**PROBLEM REQUIREMENTS**
Restate the material word for word and leave out anything that is a picture.
● ● ● ● ●
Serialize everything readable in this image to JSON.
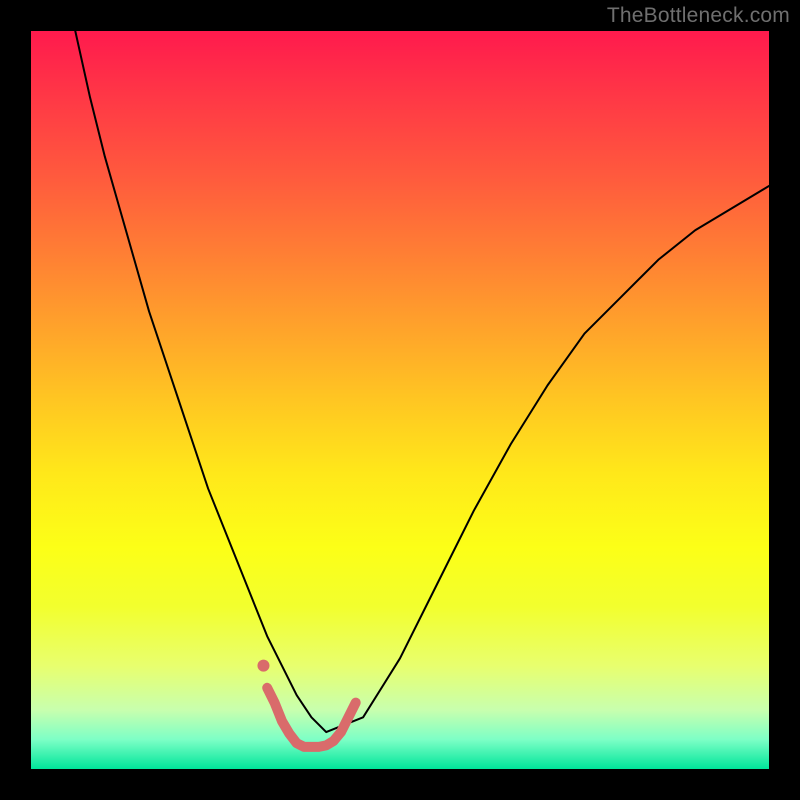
{
  "watermark": "TheBottleneck.com",
  "chart_data": {
    "type": "line",
    "title": "",
    "xlabel": "",
    "ylabel": "",
    "xlim": [
      0,
      100
    ],
    "ylim": [
      0,
      100
    ],
    "grid": false,
    "legend": false,
    "series": [
      {
        "name": "bottleneck-curve",
        "stroke": "#000000",
        "stroke_width": 2,
        "x": [
          6,
          8,
          10,
          12,
          14,
          16,
          18,
          20,
          22,
          24,
          26,
          28,
          30,
          32,
          34,
          36,
          38,
          40,
          45,
          50,
          55,
          60,
          65,
          70,
          75,
          80,
          85,
          90,
          95,
          100
        ],
        "y": [
          100,
          91,
          83,
          76,
          69,
          62,
          56,
          50,
          44,
          38,
          33,
          28,
          23,
          18,
          14,
          10,
          7,
          5,
          7,
          15,
          25,
          35,
          44,
          52,
          59,
          64,
          69,
          73,
          76,
          79
        ]
      },
      {
        "name": "highlight-trough",
        "stroke": "#d96b6b",
        "stroke_width": 10,
        "x": [
          32,
          33,
          34,
          35,
          36,
          37,
          38,
          39,
          40,
          41,
          42,
          43,
          44
        ],
        "y": [
          11,
          9,
          6.5,
          4.8,
          3.5,
          3,
          3,
          3,
          3.2,
          3.8,
          5,
          7,
          9
        ]
      },
      {
        "name": "highlight-dot",
        "type": "scatter",
        "stroke": "#d96b6b",
        "x": [
          31.5
        ],
        "y": [
          14
        ]
      }
    ]
  },
  "palette": {
    "gradient_top": "#ff1a4d",
    "gradient_mid": "#ffe81a",
    "gradient_bottom": "#00e59a",
    "curve": "#000000",
    "highlight": "#d96b6b",
    "frame": "#000000",
    "watermark_text": "#6f6f6f"
  }
}
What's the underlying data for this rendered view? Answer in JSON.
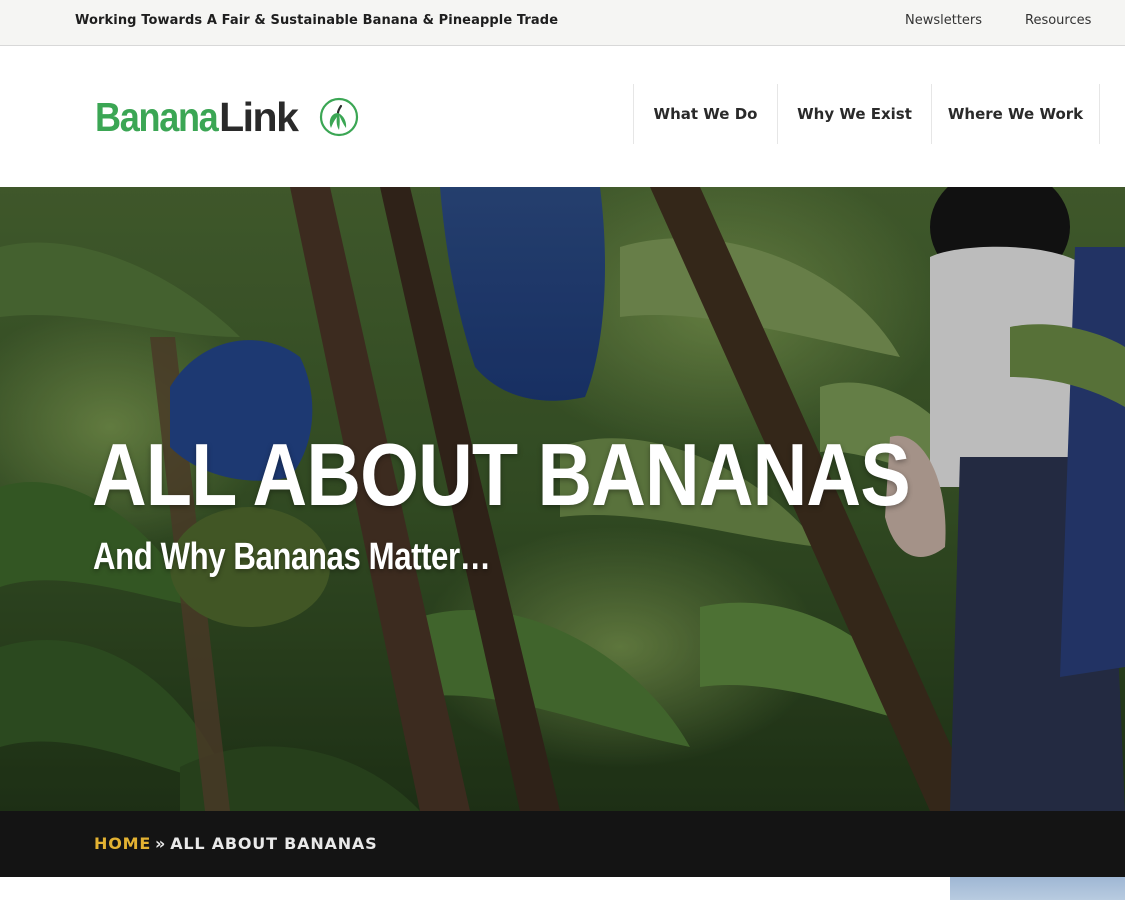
{
  "topbar": {
    "tagline": "Working Towards A Fair & Sustainable Banana & Pineapple Trade",
    "links": [
      "Newsletters",
      "Resources"
    ]
  },
  "header": {
    "logo": {
      "part1": "Banana",
      "part2": "Link",
      "icon": "banana-circle-icon"
    },
    "nav": [
      "What We Do",
      "Why We Exist",
      "Where We Work"
    ]
  },
  "hero": {
    "title": "ALL ABOUT BANANAS",
    "subtitle": "And Why Bananas Matter…"
  },
  "breadcrumb": {
    "home": "HOME",
    "separator": "»",
    "current": "ALL ABOUT BANANAS"
  },
  "colors": {
    "brand_green": "#3ba654",
    "breadcrumb_home": "#e3b232",
    "breadcrumb_bar": "#141414"
  }
}
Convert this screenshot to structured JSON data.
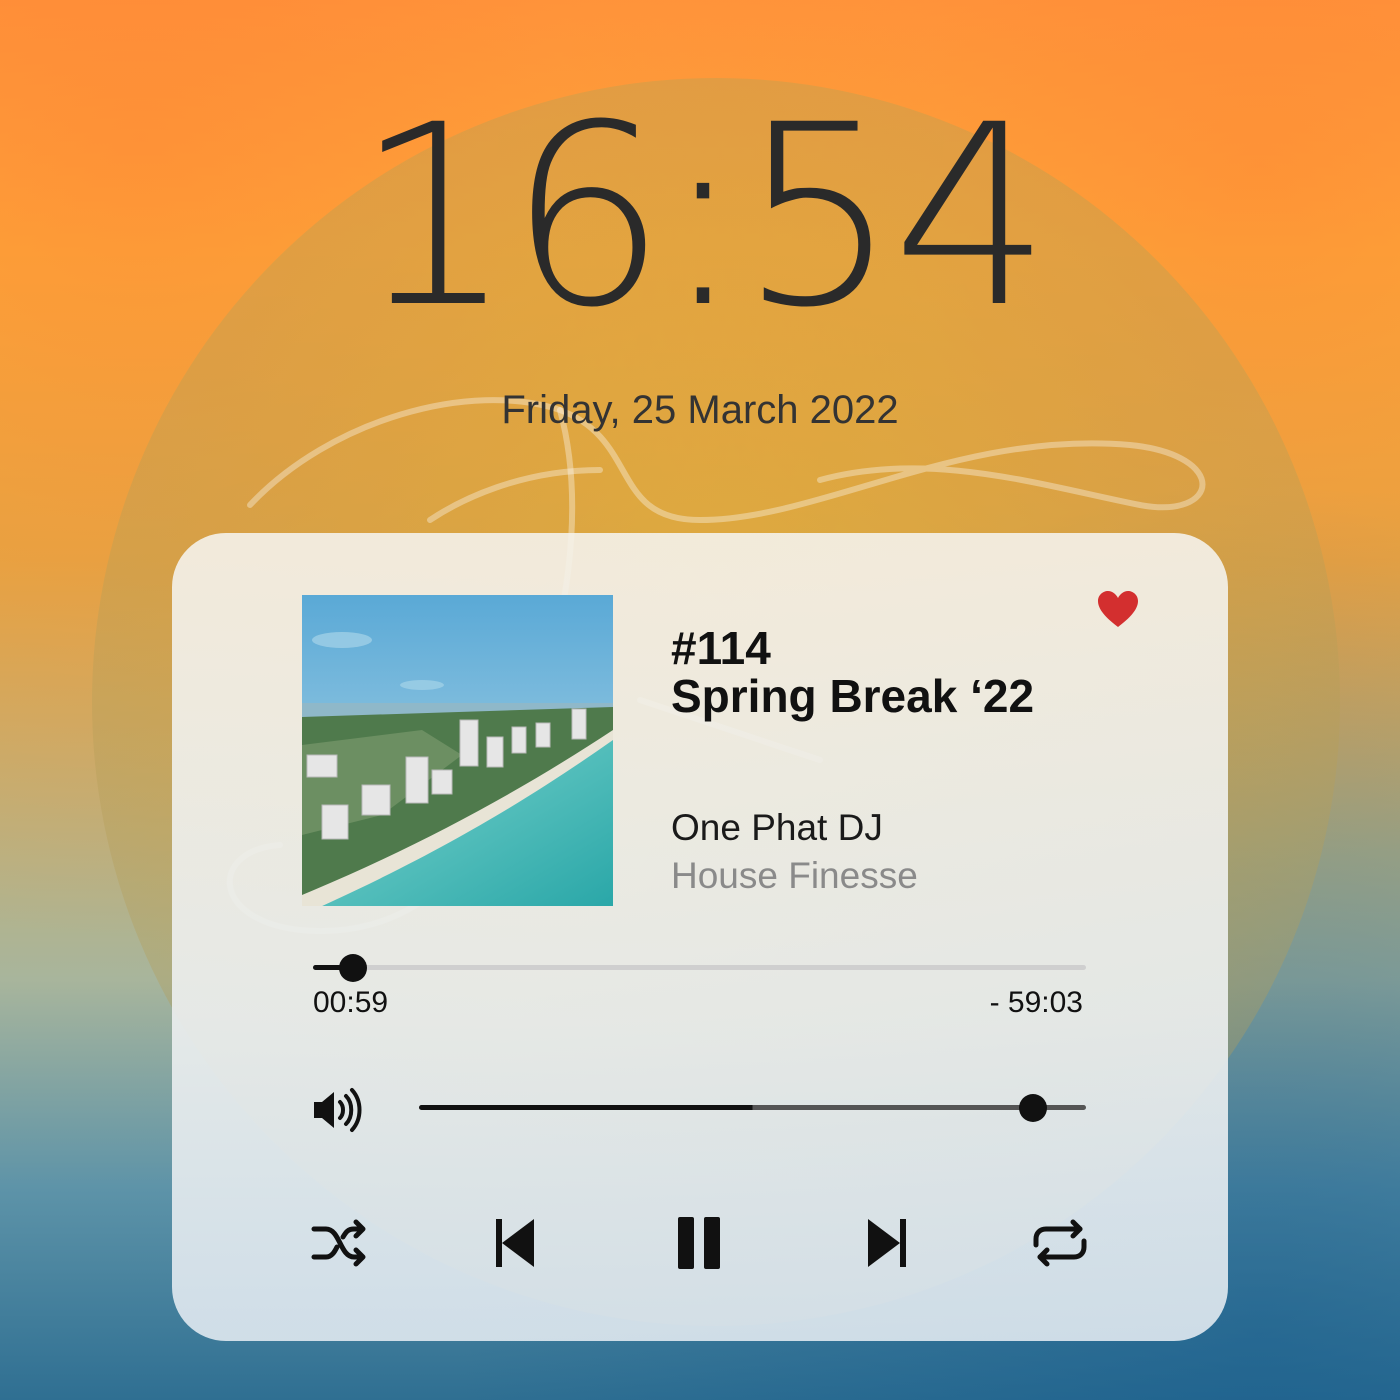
{
  "lockscreen": {
    "time": "16:54",
    "date": "Friday, 25 March 2022"
  },
  "player": {
    "episode": "#114",
    "title": "Spring Break ‘22",
    "artist": "One Phat DJ",
    "show": "House Finesse",
    "favorite": true,
    "heart_color": "#d32f2f",
    "progress": {
      "elapsed": "00:59",
      "remaining": "- 59:03",
      "fraction": 0.052
    },
    "volume": {
      "fraction": 0.92
    },
    "controls": [
      "shuffle-icon",
      "previous-icon",
      "pause-icon",
      "next-icon",
      "repeat-icon"
    ]
  }
}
● ● ● ● ●
**SOLUTION TO THIS PROBLEM**
Serialize everything readable in this image to JSON.
{
  "watermark": "TheBottleneck.com",
  "chart_data": {
    "type": "line",
    "title": "",
    "xlabel": "",
    "ylabel": "",
    "xlim": [
      0,
      100
    ],
    "ylim": [
      0,
      100
    ],
    "grid": false,
    "legend": false,
    "series": [
      {
        "name": "bottleneck-curve",
        "stroke": "#000000",
        "stroke_width": 2,
        "x": [
          6,
          8,
          10,
          12,
          14,
          16,
          18,
          20,
          22,
          24,
          26,
          28,
          30,
          32,
          34,
          36,
          38,
          40,
          45,
          50,
          55,
          60,
          65,
          70,
          75,
          80,
          85,
          90,
          95,
          100
        ],
        "y": [
          100,
          91,
          83,
          76,
          69,
          62,
          56,
          50,
          44,
          38,
          33,
          28,
          23,
          18,
          14,
          10,
          7,
          5,
          7,
          15,
          25,
          35,
          44,
          52,
          59,
          64,
          69,
          73,
          76,
          79
        ]
      },
      {
        "name": "highlight-trough",
        "stroke": "#d96b6b",
        "stroke_width": 10,
        "x": [
          32,
          33,
          34,
          35,
          36,
          37,
          38,
          39,
          40,
          41,
          42,
          43,
          44
        ],
        "y": [
          11,
          9,
          6.5,
          4.8,
          3.5,
          3,
          3,
          3,
          3.2,
          3.8,
          5,
          7,
          9
        ]
      },
      {
        "name": "highlight-dot",
        "type": "scatter",
        "stroke": "#d96b6b",
        "x": [
          31.5
        ],
        "y": [
          14
        ]
      }
    ]
  },
  "palette": {
    "gradient_top": "#ff1a4d",
    "gradient_mid": "#ffe81a",
    "gradient_bottom": "#00e59a",
    "curve": "#000000",
    "highlight": "#d96b6b",
    "frame": "#000000",
    "watermark_text": "#6f6f6f"
  }
}
What's the underlying data for this rendered view? Answer in JSON.
{
  "topbar": {
    "tagline": "Working Towards A Fair & Sustainable Banana & Pineapple Trade",
    "links": [
      "Newsletters",
      "Resources"
    ]
  },
  "header": {
    "logo": {
      "part1": "Banana",
      "part2": "Link",
      "icon": "banana-circle-icon"
    },
    "nav": [
      "What We Do",
      "Why We Exist",
      "Where We Work"
    ]
  },
  "hero": {
    "title": "ALL ABOUT BANANAS",
    "subtitle": "And Why Bananas Matter…"
  },
  "breadcrumb": {
    "home": "HOME",
    "separator": "»",
    "current": "ALL ABOUT BANANAS"
  },
  "colors": {
    "brand_green": "#3ba654",
    "breadcrumb_home": "#e3b232",
    "breadcrumb_bar": "#141414"
  }
}
Convert this screenshot to structured JSON data.
{
  "lockscreen": {
    "time": "16:54",
    "date": "Friday, 25 March 2022"
  },
  "player": {
    "episode": "#114",
    "title": "Spring Break ‘22",
    "artist": "One Phat DJ",
    "show": "House Finesse",
    "favorite": true,
    "heart_color": "#d32f2f",
    "progress": {
      "elapsed": "00:59",
      "remaining": "- 59:03",
      "fraction": 0.052
    },
    "volume": {
      "fraction": 0.92
    },
    "controls": [
      "shuffle-icon",
      "previous-icon",
      "pause-icon",
      "next-icon",
      "repeat-icon"
    ]
  }
}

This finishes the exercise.